• **What to work on**
Convert each line of the data below into a JSON array of strings, one string per line, omitting any blank lines.

Boxed element entries:
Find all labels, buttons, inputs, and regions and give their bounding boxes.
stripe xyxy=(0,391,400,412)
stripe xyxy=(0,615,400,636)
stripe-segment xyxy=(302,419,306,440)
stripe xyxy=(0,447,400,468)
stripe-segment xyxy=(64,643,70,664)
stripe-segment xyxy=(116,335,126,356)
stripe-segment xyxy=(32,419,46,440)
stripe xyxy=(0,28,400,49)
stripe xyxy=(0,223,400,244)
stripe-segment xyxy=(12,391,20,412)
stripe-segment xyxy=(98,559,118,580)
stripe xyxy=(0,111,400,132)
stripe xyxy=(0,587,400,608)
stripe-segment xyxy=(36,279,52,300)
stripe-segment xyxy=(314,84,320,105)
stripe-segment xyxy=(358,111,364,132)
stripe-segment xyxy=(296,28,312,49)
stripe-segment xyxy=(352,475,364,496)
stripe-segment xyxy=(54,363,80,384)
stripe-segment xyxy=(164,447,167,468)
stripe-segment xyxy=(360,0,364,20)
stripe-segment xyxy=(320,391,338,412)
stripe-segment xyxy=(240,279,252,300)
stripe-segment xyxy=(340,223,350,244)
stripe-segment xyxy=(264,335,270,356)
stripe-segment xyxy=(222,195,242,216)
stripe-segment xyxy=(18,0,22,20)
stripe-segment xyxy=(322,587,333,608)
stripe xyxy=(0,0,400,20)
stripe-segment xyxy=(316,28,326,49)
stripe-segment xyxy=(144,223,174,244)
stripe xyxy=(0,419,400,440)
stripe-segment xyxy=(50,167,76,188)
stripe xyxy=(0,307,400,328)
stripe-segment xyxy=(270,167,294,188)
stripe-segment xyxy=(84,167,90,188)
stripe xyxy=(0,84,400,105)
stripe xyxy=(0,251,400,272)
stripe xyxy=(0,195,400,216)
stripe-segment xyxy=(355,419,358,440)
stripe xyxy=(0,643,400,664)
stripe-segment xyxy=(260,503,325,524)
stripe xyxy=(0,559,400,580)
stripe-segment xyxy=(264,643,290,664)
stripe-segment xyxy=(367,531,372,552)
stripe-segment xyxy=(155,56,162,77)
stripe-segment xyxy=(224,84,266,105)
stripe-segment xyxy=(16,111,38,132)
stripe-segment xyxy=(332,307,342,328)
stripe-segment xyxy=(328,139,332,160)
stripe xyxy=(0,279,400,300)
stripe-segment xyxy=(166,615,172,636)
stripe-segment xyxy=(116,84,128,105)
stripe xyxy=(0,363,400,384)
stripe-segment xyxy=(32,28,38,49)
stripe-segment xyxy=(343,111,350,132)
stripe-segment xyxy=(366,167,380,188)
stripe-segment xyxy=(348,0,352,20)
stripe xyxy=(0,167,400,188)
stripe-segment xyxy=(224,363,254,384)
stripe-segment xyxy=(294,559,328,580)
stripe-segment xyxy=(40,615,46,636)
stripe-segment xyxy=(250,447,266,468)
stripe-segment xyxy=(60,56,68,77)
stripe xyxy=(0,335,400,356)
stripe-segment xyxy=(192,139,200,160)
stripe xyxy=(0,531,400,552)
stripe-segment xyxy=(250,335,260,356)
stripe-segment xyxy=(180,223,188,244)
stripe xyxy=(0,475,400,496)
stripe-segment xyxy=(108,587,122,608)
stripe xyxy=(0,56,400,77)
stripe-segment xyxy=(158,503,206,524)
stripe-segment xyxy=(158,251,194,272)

• **Solution**
[
  "Find all labels, buttons, inputs, and regions and give their bounding boxes.",
  "stripe xyxy=(0,391,400,412)",
  "stripe xyxy=(0,615,400,636)",
  "stripe-segment xyxy=(302,419,306,440)",
  "stripe xyxy=(0,447,400,468)",
  "stripe-segment xyxy=(64,643,70,664)",
  "stripe-segment xyxy=(116,335,126,356)",
  "stripe-segment xyxy=(32,419,46,440)",
  "stripe xyxy=(0,28,400,49)",
  "stripe xyxy=(0,223,400,244)",
  "stripe-segment xyxy=(12,391,20,412)",
  "stripe-segment xyxy=(98,559,118,580)",
  "stripe xyxy=(0,111,400,132)",
  "stripe xyxy=(0,587,400,608)",
  "stripe-segment xyxy=(36,279,52,300)",
  "stripe-segment xyxy=(314,84,320,105)",
  "stripe-segment xyxy=(358,111,364,132)",
  "stripe-segment xyxy=(296,28,312,49)",
  "stripe-segment xyxy=(352,475,364,496)",
  "stripe-segment xyxy=(54,363,80,384)",
  "stripe-segment xyxy=(164,447,167,468)",
  "stripe-segment xyxy=(360,0,364,20)",
  "stripe-segment xyxy=(320,391,338,412)",
  "stripe-segment xyxy=(240,279,252,300)",
  "stripe-segment xyxy=(340,223,350,244)",
  "stripe-segment xyxy=(264,335,270,356)",
  "stripe-segment xyxy=(222,195,242,216)",
  "stripe-segment xyxy=(18,0,22,20)",
  "stripe-segment xyxy=(322,587,333,608)",
  "stripe xyxy=(0,0,400,20)",
  "stripe-segment xyxy=(316,28,326,49)",
  "stripe-segment xyxy=(144,223,174,244)",
  "stripe xyxy=(0,419,400,440)",
  "stripe-segment xyxy=(50,167,76,188)",
  "stripe xyxy=(0,307,400,328)",
  "stripe-segment xyxy=(270,167,294,188)",
  "stripe-segment xyxy=(84,167,90,188)",
  "stripe xyxy=(0,84,400,105)",
  "stripe xyxy=(0,251,400,272)",
  "stripe xyxy=(0,195,400,216)",
  "stripe-segment xyxy=(355,419,358,440)",
  "stripe xyxy=(0,643,400,664)",
  "stripe-segment xyxy=(260,503,325,524)",
  "stripe xyxy=(0,559,400,580)",
  "stripe-segment xyxy=(264,643,290,664)",
  "stripe-segment xyxy=(367,531,372,552)",
  "stripe-segment xyxy=(155,56,162,77)",
  "stripe-segment xyxy=(224,84,266,105)",
  "stripe-segment xyxy=(16,111,38,132)",
  "stripe-segment xyxy=(332,307,342,328)",
  "stripe-segment xyxy=(328,139,332,160)",
  "stripe xyxy=(0,279,400,300)",
  "stripe-segment xyxy=(166,615,172,636)",
  "stripe-segment xyxy=(116,84,128,105)",
  "stripe xyxy=(0,363,400,384)",
  "stripe-segment xyxy=(32,28,38,49)",
  "stripe-segment xyxy=(343,111,350,132)",
  "stripe-segment xyxy=(366,167,380,188)",
  "stripe-segment xyxy=(348,0,352,20)",
  "stripe xyxy=(0,167,400,188)",
  "stripe-segment xyxy=(224,363,254,384)",
  "stripe-segment xyxy=(294,559,328,580)",
  "stripe-segment xyxy=(40,615,46,636)",
  "stripe-segment xyxy=(250,447,266,468)",
  "stripe-segment xyxy=(60,56,68,77)",
  "stripe xyxy=(0,335,400,356)",
  "stripe-segment xyxy=(192,139,200,160)",
  "stripe xyxy=(0,531,400,552)",
  "stripe-segment xyxy=(250,335,260,356)",
  "stripe-segment xyxy=(180,223,188,244)",
  "stripe xyxy=(0,475,400,496)",
  "stripe-segment xyxy=(108,587,122,608)",
  "stripe xyxy=(0,56,400,77)",
  "stripe-segment xyxy=(158,503,206,524)",
  "stripe-segment xyxy=(158,251,194,272)"
]